__WHAT THE EXERCISE ASKS__
Locate each line with the string "AHEAD" in the listing below and copy it.

__DATA ENTRIES__
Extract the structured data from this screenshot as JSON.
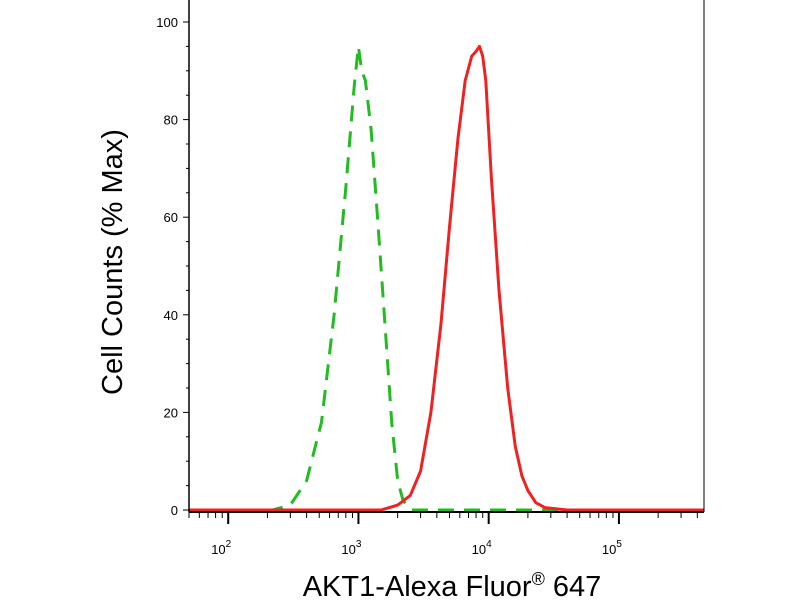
{
  "chart_data": {
    "type": "line",
    "xlabel": "AKT1-Alexa Fluor",
    "xlabel_sup": "®",
    "xlabel_tail": " 647",
    "ylabel": "Cell Counts (% Max)",
    "xscale": "log",
    "xlim": [
      50,
      450000
    ],
    "ylim": [
      0,
      100
    ],
    "x_ticks": [
      {
        "base": "10",
        "exp": "2",
        "value": 100
      },
      {
        "base": "10",
        "exp": "3",
        "value": 1000
      },
      {
        "base": "10",
        "exp": "4",
        "value": 10000
      },
      {
        "base": "10",
        "exp": "5",
        "value": 100000
      }
    ],
    "y_ticks": [
      {
        "label": "0",
        "value": 0
      },
      {
        "label": "20",
        "value": 20
      },
      {
        "label": "40",
        "value": 40
      },
      {
        "label": "60",
        "value": 60
      },
      {
        "label": "80",
        "value": 80
      },
      {
        "label": "100",
        "value": 100
      }
    ],
    "grid": false,
    "legend": "none",
    "series": [
      {
        "color": "#22bb22",
        "dash": "dashed",
        "x": [
          50,
          150,
          220,
          300,
          400,
          520,
          650,
          800,
          930,
          1000,
          1060,
          1130,
          1250,
          1400,
          1600,
          1800,
          2000,
          2200,
          2500,
          5000,
          10000,
          50000,
          450000
        ],
        "y": [
          0,
          0,
          0,
          1,
          6,
          18,
          40,
          66,
          87,
          95,
          90,
          88,
          78,
          60,
          38,
          18,
          6,
          2,
          0,
          0,
          0,
          0,
          0
        ]
      },
      {
        "color": "#ee2222",
        "dash": "solid",
        "x": [
          50,
          500,
          1000,
          1500,
          2000,
          2500,
          3000,
          3600,
          4300,
          5000,
          5800,
          6600,
          7400,
          8000,
          8500,
          9000,
          9500,
          10500,
          12000,
          14000,
          16000,
          18000,
          20000,
          23000,
          27000,
          40000,
          100000,
          450000
        ],
        "y": [
          0,
          0,
          0,
          0,
          1,
          3,
          8,
          20,
          38,
          58,
          76,
          88,
          93,
          94,
          95,
          93,
          88,
          68,
          45,
          25,
          13,
          7,
          4,
          1.5,
          0.5,
          0,
          0,
          0
        ]
      }
    ]
  }
}
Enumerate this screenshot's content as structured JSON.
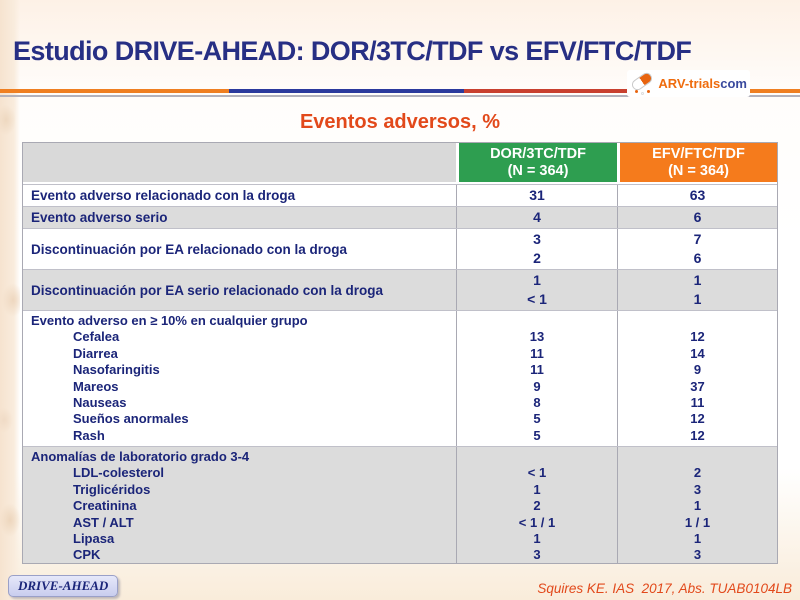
{
  "slide": {
    "title": "Estudio DRIVE-AHEAD: DOR/3TC/TDF vs EFV/FTC/TDF",
    "subtitle": "Eventos adversos, %",
    "badge": "DRIVE-AHEAD",
    "reference": "Squires KE. IAS  2017, Abs. TUAB0104LB"
  },
  "logo": {
    "brand": "ARV-trials",
    "tld": "com",
    "icon": "pill-capsule-icon"
  },
  "colors": {
    "title_navy": "#272f84",
    "accent_red_orange": "#e2491b",
    "dor_header_green": "#2e9e50",
    "efv_header_orange": "#f57b1c",
    "shaded_row_gray": "#dcdcdc",
    "table_text_navy": "#1b2579",
    "divider_orange": "#ef7f21",
    "divider_blue": "#2b3a9d",
    "divider_red": "#c8402f"
  },
  "table": {
    "columns": [
      {
        "label": "DOR/3TC/TDF",
        "sublabel": "(N = 364)"
      },
      {
        "label": "EFV/FTC/TDF",
        "sublabel": "(N = 364)"
      }
    ],
    "rows": [
      {
        "label": "Evento adverso relacionado con la droga",
        "dor": [
          "31"
        ],
        "efv": [
          "63"
        ]
      },
      {
        "label": "Evento adverso serio",
        "dor": [
          "4"
        ],
        "efv": [
          "6"
        ]
      },
      {
        "label": "Discontinuación por EA relacionado con la droga",
        "dor": [
          "3",
          "2"
        ],
        "efv": [
          "7",
          "6"
        ]
      },
      {
        "label": "Discontinuación por EA serio relacionado con la droga",
        "dor": [
          "1",
          "< 1"
        ],
        "efv": [
          "1",
          "1"
        ]
      },
      {
        "group": "Evento adverso en ≥ 10% en cualquier grupo",
        "items": [
          "Cefalea",
          "Diarrea",
          "Nasofaringitis",
          "Mareos",
          "Nauseas",
          "Sueños anormales",
          "Rash"
        ],
        "dor": [
          "13",
          "11",
          "11",
          "9",
          "8",
          "5",
          "5"
        ],
        "efv": [
          "12",
          "14",
          "9",
          "37",
          "11",
          "12",
          "12"
        ]
      },
      {
        "group": "Anomalías de laboratorio grado 3-4",
        "items": [
          "LDL-colesterol",
          "Triglicéridos",
          "Creatinina",
          "AST / ALT",
          "Lipasa",
          "CPK"
        ],
        "dor": [
          "< 1",
          "1",
          "2",
          "< 1 / 1",
          "1",
          "3"
        ],
        "efv": [
          "2",
          "3",
          "1",
          "1 / 1",
          "1",
          "3"
        ]
      }
    ]
  }
}
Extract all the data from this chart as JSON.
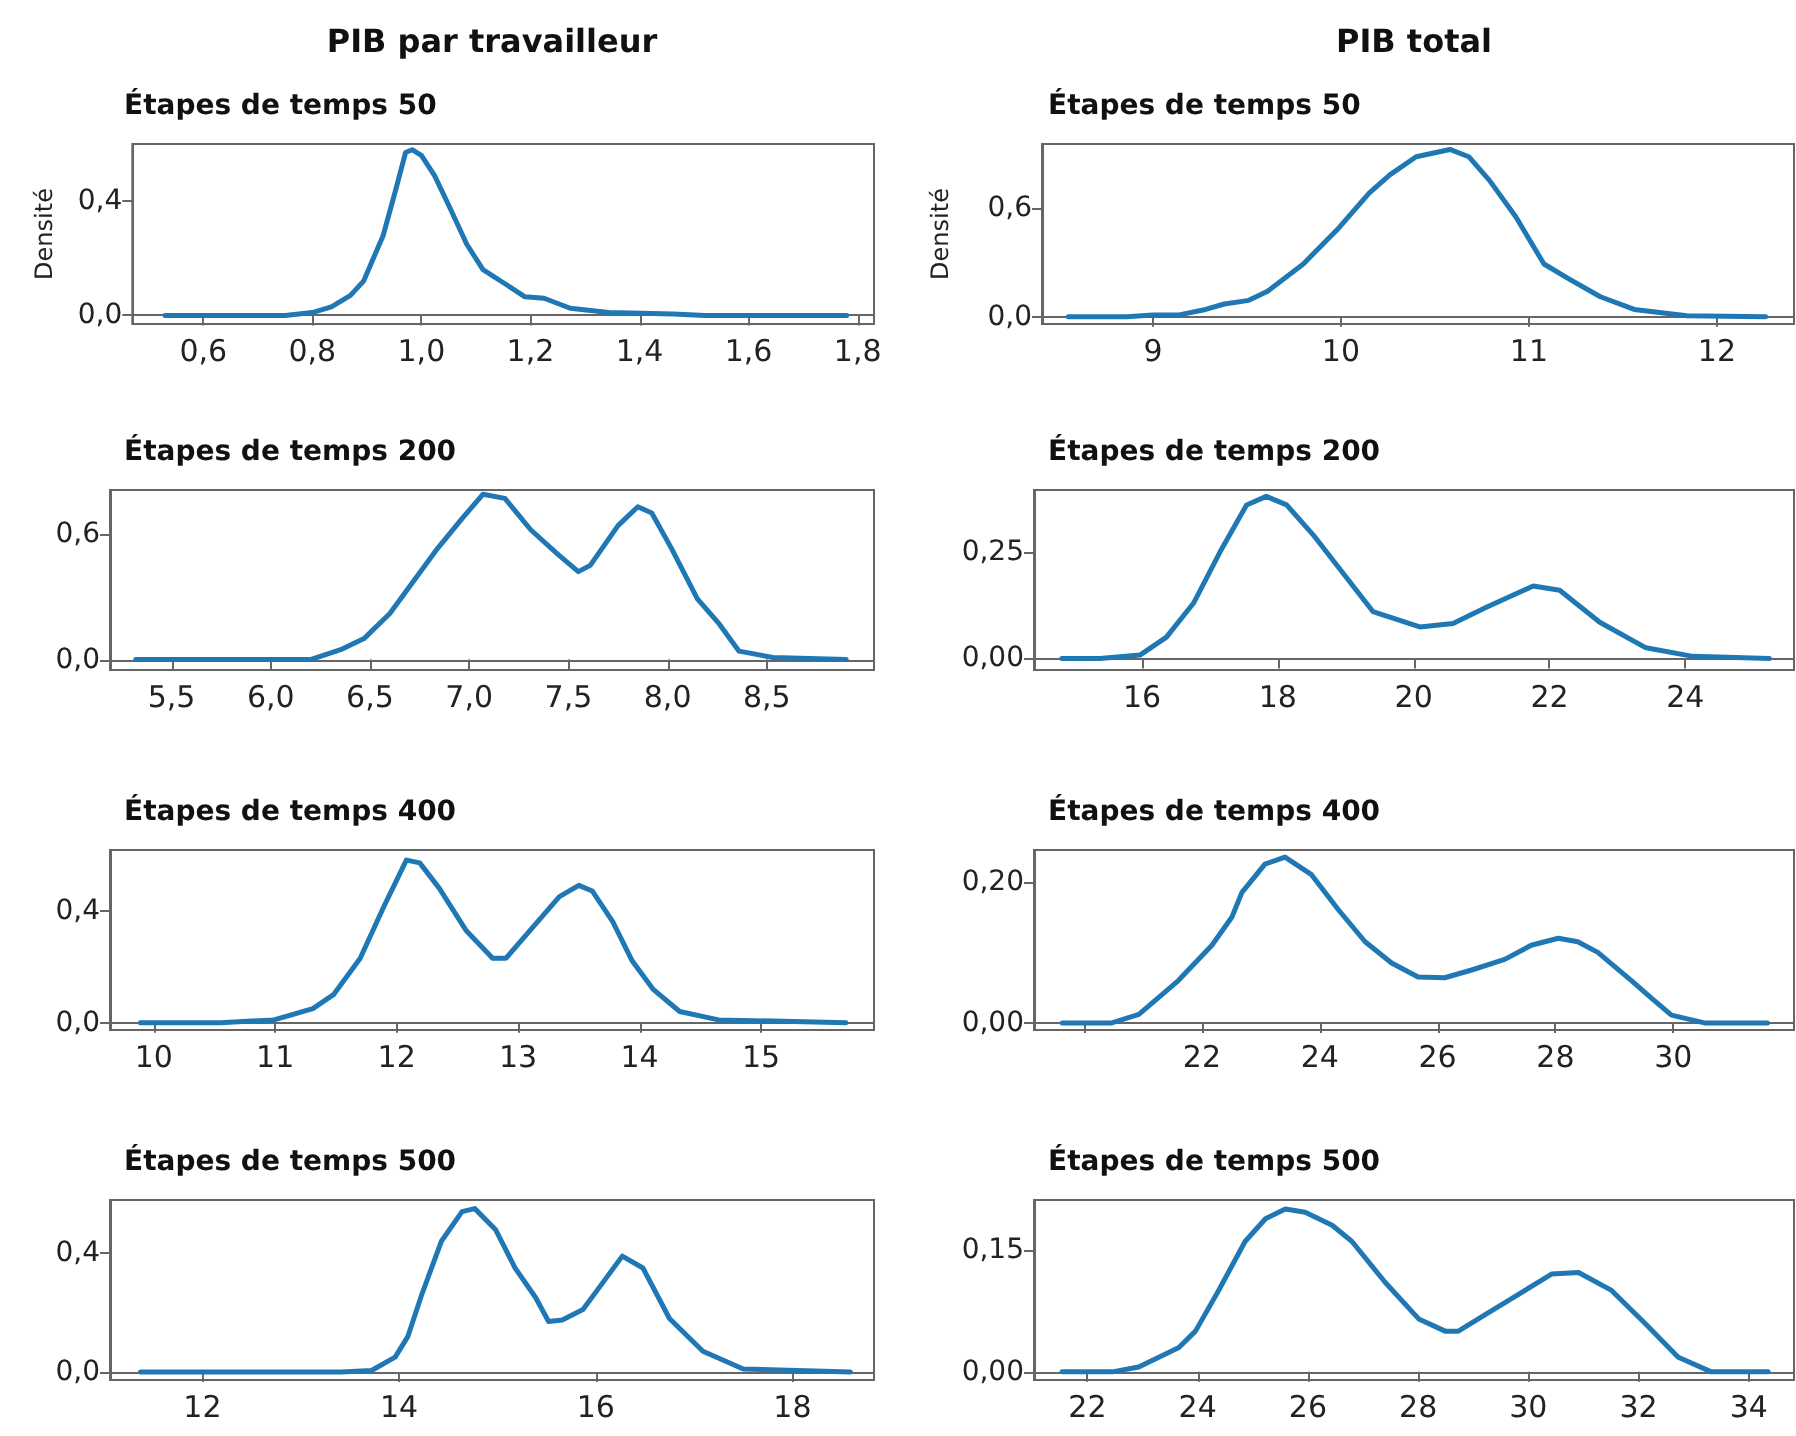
{
  "chart_data": [
    {
      "type": "line",
      "title": "Étapes de temps 50",
      "annotations": [
        "PIB par travailleur"
      ],
      "ylabel": "Densité",
      "marker": "none",
      "xlim": [
        0.47,
        1.83
      ],
      "ylim": [
        -0.03,
        0.6
      ],
      "xticks": [
        {
          "value": 0.6,
          "label": "0,6"
        },
        {
          "value": 0.8,
          "label": "0,8"
        },
        {
          "value": 1.0,
          "label": "1,0"
        },
        {
          "value": 1.2,
          "label": "1,2"
        },
        {
          "value": 1.4,
          "label": "1,4"
        },
        {
          "value": 1.6,
          "label": "1,6"
        },
        {
          "value": 1.8,
          "label": "1,8"
        }
      ],
      "yticks": [
        {
          "value": 0,
          "label": "0,0"
        },
        {
          "value": 0.4,
          "label": "0,4"
        }
      ],
      "series": [
        {
          "color": "#1f77b4",
          "x": [
            0.53,
            0.75,
            0.8,
            0.835,
            0.87,
            0.894,
            0.93,
            0.953,
            0.971,
            0.983,
            1.0,
            1.024,
            1.054,
            1.083,
            1.113,
            1.154,
            1.19,
            1.225,
            1.273,
            1.344,
            1.462,
            1.52,
            1.78
          ],
          "values": [
            0,
            0,
            0.01,
            0.03,
            0.07,
            0.12,
            0.28,
            0.44,
            0.57,
            0.58,
            0.56,
            0.49,
            0.37,
            0.25,
            0.16,
            0.11,
            0.065,
            0.06,
            0.025,
            0.01,
            0.005,
            0,
            0
          ]
        }
      ]
    },
    {
      "type": "line",
      "title": "Étapes de temps 50",
      "annotations": [
        "PIB total"
      ],
      "ylabel": "Densité",
      "marker": "none",
      "xlim": [
        8.41,
        12.41
      ],
      "ylim": [
        -0.04,
        0.95
      ],
      "xticks": [
        9,
        10,
        11,
        12
      ],
      "yticks": [
        {
          "value": 0,
          "label": "0,0"
        },
        {
          "value": 0.6,
          "label": "0,6"
        }
      ],
      "series": [
        {
          "color": "#1f77b4",
          "x": [
            8.55,
            8.86,
            9.0,
            9.14,
            9.28,
            9.38,
            9.51,
            9.61,
            9.8,
            9.99,
            10.15,
            10.26,
            10.4,
            10.58,
            10.68,
            10.79,
            10.93,
            11.08,
            11.21,
            11.38,
            11.56,
            11.84,
            12.26
          ],
          "values": [
            0,
            0,
            0.01,
            0.01,
            0.04,
            0.07,
            0.09,
            0.14,
            0.29,
            0.49,
            0.68,
            0.78,
            0.88,
            0.92,
            0.88,
            0.75,
            0.55,
            0.29,
            0.21,
            0.11,
            0.04,
            0.005,
            0
          ]
        }
      ]
    },
    {
      "type": "line",
      "title": "Étapes de temps 200",
      "marker": "none",
      "xlim": [
        5.19,
        9.04
      ],
      "ylim": [
        -0.05,
        0.81
      ],
      "xticks": [
        {
          "value": 5.5,
          "label": "5,5"
        },
        {
          "value": 6.0,
          "label": "6,0"
        },
        {
          "value": 6.5,
          "label": "6,5"
        },
        {
          "value": 7.0,
          "label": "7,0"
        },
        {
          "value": 7.5,
          "label": "7,5"
        },
        {
          "value": 8.0,
          "label": "8,0"
        },
        {
          "value": 8.5,
          "label": "8,5"
        }
      ],
      "yticks": [
        {
          "value": 0,
          "label": "0,0"
        },
        {
          "value": 0.6,
          "label": "0,6"
        }
      ],
      "series": [
        {
          "color": "#1f77b4",
          "x": [
            5.32,
            6.2,
            6.36,
            6.47,
            6.6,
            6.77,
            6.84,
            6.97,
            7.07,
            7.18,
            7.31,
            7.45,
            7.55,
            7.61,
            7.75,
            7.85,
            7.92,
            8.02,
            8.15,
            8.26,
            8.36,
            8.53,
            8.9
          ],
          "values": [
            0,
            0,
            0.05,
            0.1,
            0.22,
            0.44,
            0.53,
            0.68,
            0.79,
            0.77,
            0.62,
            0.5,
            0.42,
            0.45,
            0.64,
            0.73,
            0.7,
            0.53,
            0.29,
            0.17,
            0.04,
            0.01,
            0
          ]
        }
      ]
    },
    {
      "type": "line",
      "title": "Étapes de temps 200",
      "marker": "none",
      "xlim": [
        14.41,
        25.6
      ],
      "ylim": [
        -0.027,
        0.395
      ],
      "xticks": [
        16,
        18,
        20,
        22,
        24
      ],
      "yticks": [
        {
          "value": 0,
          "label": "0,00"
        },
        {
          "value": 0.25,
          "label": "0,25"
        }
      ],
      "series": [
        {
          "color": "#1f77b4",
          "x": [
            14.82,
            15.38,
            15.97,
            16.36,
            16.76,
            17.15,
            17.54,
            17.83,
            18.13,
            18.52,
            19.01,
            19.4,
            20.09,
            20.58,
            21.07,
            21.76,
            22.15,
            22.74,
            23.42,
            24.11,
            25.24
          ],
          "values": [
            0,
            0,
            0.008,
            0.05,
            0.13,
            0.25,
            0.36,
            0.38,
            0.36,
            0.29,
            0.19,
            0.11,
            0.074,
            0.082,
            0.12,
            0.17,
            0.16,
            0.085,
            0.025,
            0.005,
            0
          ]
        }
      ]
    },
    {
      "type": "line",
      "title": "Étapes de temps 400",
      "marker": "none",
      "xlim": [
        9.64,
        15.93
      ],
      "ylim": [
        -0.026,
        0.616
      ],
      "xticks": [
        10,
        11,
        12,
        13,
        14,
        15
      ],
      "yticks": [
        {
          "value": 0,
          "label": "0,0"
        },
        {
          "value": 0.4,
          "label": "0,4"
        }
      ],
      "series": [
        {
          "color": "#1f77b4",
          "x": [
            9.89,
            10.55,
            10.99,
            11.31,
            11.48,
            11.7,
            11.89,
            12.08,
            12.19,
            12.35,
            12.57,
            12.79,
            12.9,
            13.12,
            13.34,
            13.5,
            13.61,
            13.78,
            13.94,
            14.11,
            14.33,
            14.65,
            15.7
          ],
          "values": [
            0,
            0,
            0.01,
            0.05,
            0.1,
            0.23,
            0.41,
            0.58,
            0.57,
            0.48,
            0.33,
            0.23,
            0.23,
            0.34,
            0.45,
            0.49,
            0.47,
            0.36,
            0.22,
            0.12,
            0.04,
            0.01,
            0
          ]
        }
      ]
    },
    {
      "type": "line",
      "title": "Étapes de temps 400",
      "marker": "none",
      "xlim": [
        19.15,
        32.05
      ],
      "ylim": [
        -0.01,
        0.245
      ],
      "xticks": [
        {
          "value": 20,
          "label": null
        },
        22,
        24,
        26,
        28,
        30
      ],
      "yticks": [
        {
          "value": 0,
          "label": "0,00"
        },
        {
          "value": 0.2,
          "label": "0,20"
        }
      ],
      "series": [
        {
          "color": "#1f77b4",
          "x": [
            19.63,
            20.47,
            20.93,
            21.6,
            22.17,
            22.51,
            22.68,
            23.07,
            23.41,
            23.86,
            24.32,
            24.77,
            25.22,
            25.67,
            26.12,
            26.58,
            27.14,
            27.59,
            28.05,
            28.38,
            28.72,
            29.29,
            29.63,
            29.97,
            30.53,
            31.6
          ],
          "values": [
            0,
            0,
            0.012,
            0.06,
            0.11,
            0.15,
            0.185,
            0.225,
            0.235,
            0.21,
            0.16,
            0.115,
            0.085,
            0.065,
            0.064,
            0.075,
            0.09,
            0.11,
            0.12,
            0.115,
            0.1,
            0.06,
            0.035,
            0.011,
            0,
            0
          ]
        }
      ]
    },
    {
      "type": "line",
      "title": "Étapes de temps 500",
      "marker": "none",
      "xlim": [
        11.06,
        18.83
      ],
      "ylim": [
        -0.027,
        0.579
      ],
      "xticks": [
        12,
        14,
        16,
        18
      ],
      "yticks": [
        {
          "value": 0,
          "label": "0,0"
        },
        {
          "value": 0.4,
          "label": "0,4"
        }
      ],
      "series": [
        {
          "color": "#1f77b4",
          "x": [
            11.37,
            13.41,
            13.72,
            13.96,
            14.09,
            14.23,
            14.43,
            14.64,
            14.77,
            14.98,
            15.18,
            15.39,
            15.52,
            15.66,
            15.87,
            16.07,
            16.27,
            16.48,
            16.75,
            17.09,
            17.5,
            18.59
          ],
          "values": [
            0,
            0,
            0.005,
            0.05,
            0.12,
            0.26,
            0.44,
            0.54,
            0.55,
            0.48,
            0.35,
            0.25,
            0.17,
            0.175,
            0.21,
            0.3,
            0.39,
            0.35,
            0.18,
            0.07,
            0.01,
            0
          ]
        }
      ]
    },
    {
      "type": "line",
      "title": "Étapes de temps 500",
      "marker": "none",
      "xlim": [
        21.03,
        34.82
      ],
      "ylim": [
        -0.01,
        0.211
      ],
      "xticks": [
        22,
        24,
        26,
        28,
        30,
        32,
        34
      ],
      "yticks": [
        {
          "value": 0,
          "label": "0,00"
        },
        {
          "value": 0.15,
          "label": "0,15"
        }
      ],
      "series": [
        {
          "color": "#1f77b4",
          "x": [
            21.54,
            22.45,
            22.93,
            23.66,
            23.96,
            24.38,
            24.86,
            25.23,
            25.59,
            25.95,
            26.44,
            26.8,
            27.4,
            28.01,
            28.49,
            28.73,
            29.21,
            29.94,
            30.42,
            30.91,
            31.51,
            32.11,
            32.72,
            33.32,
            34.35
          ],
          "values": [
            0,
            0,
            0.006,
            0.03,
            0.05,
            0.1,
            0.16,
            0.188,
            0.2,
            0.196,
            0.18,
            0.16,
            0.11,
            0.065,
            0.05,
            0.05,
            0.07,
            0.1,
            0.12,
            0.122,
            0.1,
            0.06,
            0.018,
            0,
            0
          ]
        }
      ]
    }
  ]
}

__SOLUTION FOR THIS EXERCISE__
    "title": "Estudio DRIVE-AHEAD: DOR/3TC/TDF vs EFV/FTC/TDF",
    "badge": "DRIVE-AHEAD",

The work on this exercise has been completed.